When we talk to farmers it often seems like a mixed bag on whether or not they’re getting the return on investment they were expecting with VRN.

But according to this story authored by Washington State University and the University of Idaho, Odberg has seen benefits from VRN that include reduced fertilizer input, reduced lodging, reduced risk of N losses to the environment, and increased financial gain.

And because Eric complements VRN application with direct seeding and diversified crop rotations, his farm’s soil quality has also improved, Washington State says. Odberg farms a 3-year rotation of winter wheat, spring grain (wheat or barley), and pulses (including lentils and several types of chick peas). He’s also experimenting with a 4-year rotation that adds spring canola.

Here’s some advice from Eric for other no-tillers considering taking up VRN:

  • Take the plunge. “Don’t get hung up on the details of how much you should be reducing and how much you should be changing things,” he says. “Just get started doing it — but don’t make changes that are too drastic.”
  • Have realistic expectations. “Have realistic expectations that you’re not going to have huge savings, but you’re going to have savings,” he says.
  • There are more equipment options now, but purchasing decisions are still critical. “Whether you’re deciding to buy your first system or update to a new system that has potential to do more,” Odberg notes, “you want to make sure that it can actually do what you want it to do.”
  • Don’t be intimidated by the technology. Odberg doesn’t consider himself to be particularly tech-savvy, but having a precision agriculture specialist and other knowledgeable resource people to turn to has allowed him to successfully adopt VRN application, the article says. He finds that some growers think they need to be more knowledgeable about technology than is really required.

In case you missed it, Eric was one of three growers honored for their efficient and effective use of applied fertilizer by the Responsible Nutrient Management Foundation in 2016. Read more here about Eric's efforts.

Considering the cost of inputs and tight profit margins we’re seeing with depressed grain markets, perhaps it’s time to see what a carefully researched and planned investment in precision technology can do to boost your nitrogen-use efficiency and your bottom line.

━━━━━━━━

**PARTS OF THE EXERCISE**
• 1. From the variable-rate nitrogen article, quote the stretch from "Considering the cost" through "your bottom line.".
• 2. According to the variable-rate nitrogen article, which organization honored Eric in 2016?
• 3. Do these statements agree with the variable-rate nitrogen article? For each, answer yes or no and quote the words that decide it. (a) Odberg is trying out a 4-year rotation that includes spring canola. (b) Odberg sees himself as especially tech-savvy. (c) Eric tells other growers to expect huge savings from VRN.

**DATASET**
━━━━━━━━

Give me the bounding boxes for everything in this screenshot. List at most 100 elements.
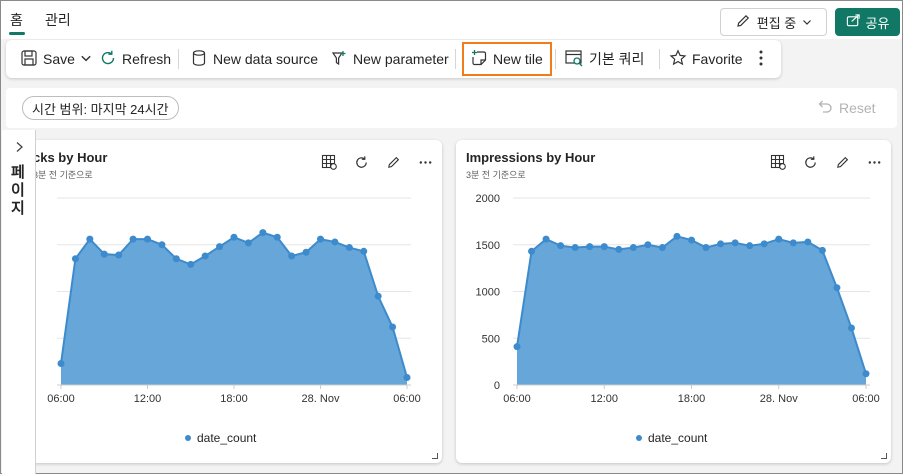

━━━━━━━━

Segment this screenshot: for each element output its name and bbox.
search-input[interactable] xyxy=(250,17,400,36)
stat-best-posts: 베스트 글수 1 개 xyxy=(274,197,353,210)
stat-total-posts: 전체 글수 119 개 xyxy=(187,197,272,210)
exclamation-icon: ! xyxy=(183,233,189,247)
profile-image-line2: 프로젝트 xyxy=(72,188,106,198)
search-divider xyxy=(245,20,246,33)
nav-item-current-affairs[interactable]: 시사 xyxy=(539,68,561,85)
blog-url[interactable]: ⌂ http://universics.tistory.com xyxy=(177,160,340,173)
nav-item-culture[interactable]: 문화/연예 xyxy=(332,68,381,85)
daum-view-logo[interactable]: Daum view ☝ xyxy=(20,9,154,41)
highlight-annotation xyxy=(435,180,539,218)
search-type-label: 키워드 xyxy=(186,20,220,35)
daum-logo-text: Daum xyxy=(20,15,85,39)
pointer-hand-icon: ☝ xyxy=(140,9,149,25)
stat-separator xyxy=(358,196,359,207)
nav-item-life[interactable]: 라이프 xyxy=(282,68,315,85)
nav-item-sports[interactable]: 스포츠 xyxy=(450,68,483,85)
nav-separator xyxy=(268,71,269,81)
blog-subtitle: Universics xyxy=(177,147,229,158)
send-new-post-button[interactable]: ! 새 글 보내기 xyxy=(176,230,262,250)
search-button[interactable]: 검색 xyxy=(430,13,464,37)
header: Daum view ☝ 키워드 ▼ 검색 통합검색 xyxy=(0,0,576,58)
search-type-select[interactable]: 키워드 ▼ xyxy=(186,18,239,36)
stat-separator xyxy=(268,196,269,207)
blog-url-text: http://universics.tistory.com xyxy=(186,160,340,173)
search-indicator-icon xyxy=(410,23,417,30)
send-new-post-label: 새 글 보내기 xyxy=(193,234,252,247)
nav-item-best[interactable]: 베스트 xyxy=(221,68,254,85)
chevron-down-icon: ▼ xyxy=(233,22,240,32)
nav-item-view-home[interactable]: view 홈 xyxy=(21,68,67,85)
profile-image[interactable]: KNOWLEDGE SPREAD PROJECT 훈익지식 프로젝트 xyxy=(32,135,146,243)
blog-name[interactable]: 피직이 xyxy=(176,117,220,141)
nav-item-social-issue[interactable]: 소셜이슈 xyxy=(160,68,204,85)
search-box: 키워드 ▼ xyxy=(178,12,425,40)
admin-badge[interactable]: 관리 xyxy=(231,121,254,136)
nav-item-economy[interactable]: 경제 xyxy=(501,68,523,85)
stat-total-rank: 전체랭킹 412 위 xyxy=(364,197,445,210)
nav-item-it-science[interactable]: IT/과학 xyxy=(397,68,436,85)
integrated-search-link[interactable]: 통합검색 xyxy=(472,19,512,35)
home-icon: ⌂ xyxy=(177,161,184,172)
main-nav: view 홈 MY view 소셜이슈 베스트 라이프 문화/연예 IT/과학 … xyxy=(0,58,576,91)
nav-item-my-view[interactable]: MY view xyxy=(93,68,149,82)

━━━━━━━━

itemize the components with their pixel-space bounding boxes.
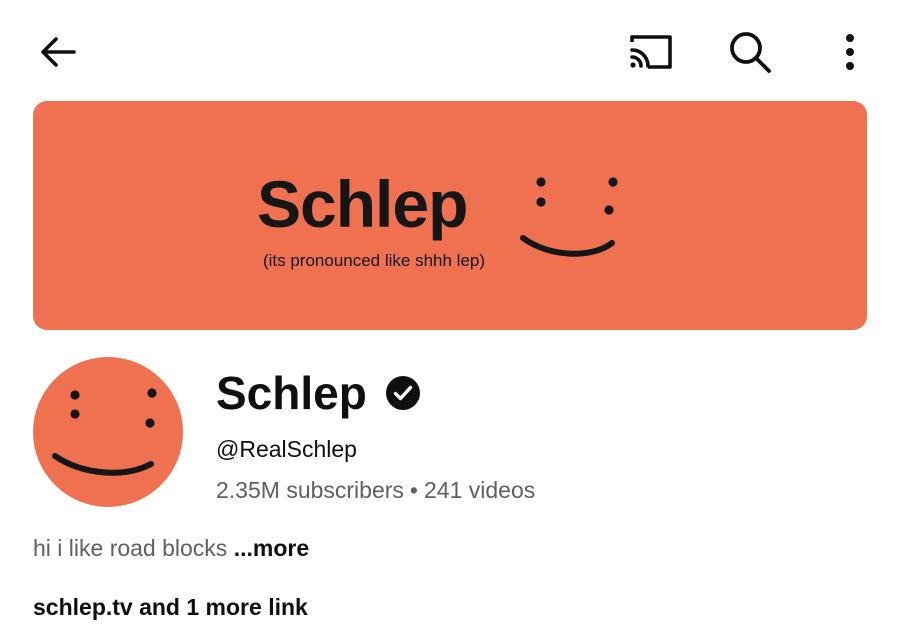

━━━━━━━━

**ANSWERS TO THE PROBLEMS**
• 1.
Considering the cost of inputs and tight profit margins we’re seeing with depressed grain markets, perhaps it’s time to see what a carefully researched and planned investment in precision technology can do to boost your nitrogen-use efficiency and your bottom line.

• 2. The Responsible Nutrient Management Foundation.

• 3.
(a) Yes: "He’s also experimenting with a 4-year rotation that adds spring canola."
(b) No: "Odberg doesn’t consider himself to be particularly tech-savvy"
(c) No: "Have realistic expectations that you’re not going to have huge savings, but you’re going to have savings"